--- DATASET ENTRIES ---

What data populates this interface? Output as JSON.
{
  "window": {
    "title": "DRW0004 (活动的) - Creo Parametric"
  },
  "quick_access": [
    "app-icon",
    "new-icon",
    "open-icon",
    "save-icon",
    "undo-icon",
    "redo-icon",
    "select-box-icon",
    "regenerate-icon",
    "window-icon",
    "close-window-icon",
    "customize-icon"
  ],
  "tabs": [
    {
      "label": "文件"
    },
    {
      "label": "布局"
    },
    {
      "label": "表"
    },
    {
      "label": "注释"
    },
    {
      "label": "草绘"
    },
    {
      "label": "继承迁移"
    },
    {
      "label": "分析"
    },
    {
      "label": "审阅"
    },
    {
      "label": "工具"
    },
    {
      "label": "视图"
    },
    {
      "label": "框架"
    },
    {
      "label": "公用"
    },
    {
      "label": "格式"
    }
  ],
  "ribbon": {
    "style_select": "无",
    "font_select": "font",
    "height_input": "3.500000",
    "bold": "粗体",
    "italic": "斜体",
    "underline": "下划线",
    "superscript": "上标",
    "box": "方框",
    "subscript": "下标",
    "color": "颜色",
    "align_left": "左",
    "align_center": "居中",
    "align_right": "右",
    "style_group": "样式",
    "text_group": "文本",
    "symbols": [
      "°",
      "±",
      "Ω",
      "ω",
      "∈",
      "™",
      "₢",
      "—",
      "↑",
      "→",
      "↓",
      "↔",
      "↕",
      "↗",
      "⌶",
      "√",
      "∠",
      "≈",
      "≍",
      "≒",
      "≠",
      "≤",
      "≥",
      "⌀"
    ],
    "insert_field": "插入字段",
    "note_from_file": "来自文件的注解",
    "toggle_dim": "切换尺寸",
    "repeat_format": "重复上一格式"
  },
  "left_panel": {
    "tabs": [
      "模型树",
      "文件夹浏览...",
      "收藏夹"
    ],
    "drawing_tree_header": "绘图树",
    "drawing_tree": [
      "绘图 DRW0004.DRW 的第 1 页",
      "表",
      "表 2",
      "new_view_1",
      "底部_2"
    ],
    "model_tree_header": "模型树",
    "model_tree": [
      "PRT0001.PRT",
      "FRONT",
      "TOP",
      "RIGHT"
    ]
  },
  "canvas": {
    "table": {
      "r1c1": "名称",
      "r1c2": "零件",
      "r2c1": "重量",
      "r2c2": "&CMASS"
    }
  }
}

---

> **WORK TO BE COMPLETED**
Take the listing above and set it down exactly.

> **SOLUTION BELOW**
What data populates this interface? Output as JSON.
{
  "window": {
    "title": "DRW0004 (活动的) - Creo Parametric"
  },
  "quick_access": [
    "app-icon",
    "new-icon",
    "open-icon",
    "save-icon",
    "undo-icon",
    "redo-icon",
    "select-box-icon",
    "regenerate-icon",
    "window-icon",
    "close-window-icon",
    "customize-icon"
  ],
  "tabs": [
    {
      "label": "文件"
    },
    {
      "label": "布局"
    },
    {
      "label": "表"
    },
    {
      "label": "注释"
    },
    {
      "label": "草绘"
    },
    {
      "label": "继承迁移"
    },
    {
      "label": "分析"
    },
    {
      "label": "审阅"
    },
    {
      "label": "工具"
    },
    {
      "label": "视图"
    },
    {
      "label": "框架"
    },
    {
      "label": "公用"
    },
    {
      "label": "格式"
    }
  ],
  "ribbon": {
    "style_select": "无",
    "font_select": "font",
    "height_input": "3.500000",
    "bold": "粗体",
    "italic": "斜体",
    "underline": "下划线",
    "superscript": "上标",
    "box": "方框",
    "subscript": "下标",
    "color": "颜色",
    "align_left": "左",
    "align_center": "居中",
    "align_right": "右",
    "style_group": "样式",
    "text_group": "文本",
    "symbols": [
      "°",
      "±",
      "Ω",
      "ω",
      "∈",
      "™",
      "₢",
      "—",
      "↑",
      "→",
      "↓",
      "↔",
      "↕",
      "↗",
      "⌶",
      "√",
      "∠",
      "≈",
      "≍",
      "≒",
      "≠",
      "≤",
      "≥",
      "⌀"
    ],
    "insert_field": "插入字段",
    "note_from_file": "来自文件的注解",
    "toggle_dim": "切换尺寸",
    "repeat_format": "重复上一格式"
  },
  "left_panel": {
    "tabs": [
      "模型树",
      "文件夹浏览...",
      "收藏夹"
    ],
    "drawing_tree_header": "绘图树",
    "drawing_tree": [
      "绘图 DRW0004.DRW 的第 1 页",
      "表",
      "表 2",
      "new_view_1",
      "底部_2"
    ],
    "model_tree_header": "模型树",
    "model_tree": [
      "PRT0001.PRT",
      "FRONT",
      "TOP",
      "RIGHT"
    ]
  },
  "canvas": {
    "table": {
      "r1c1": "名称",
      "r1c2": "零件",
      "r2c1": "重量",
      "r2c2": "&CMASS"
    }
  }
}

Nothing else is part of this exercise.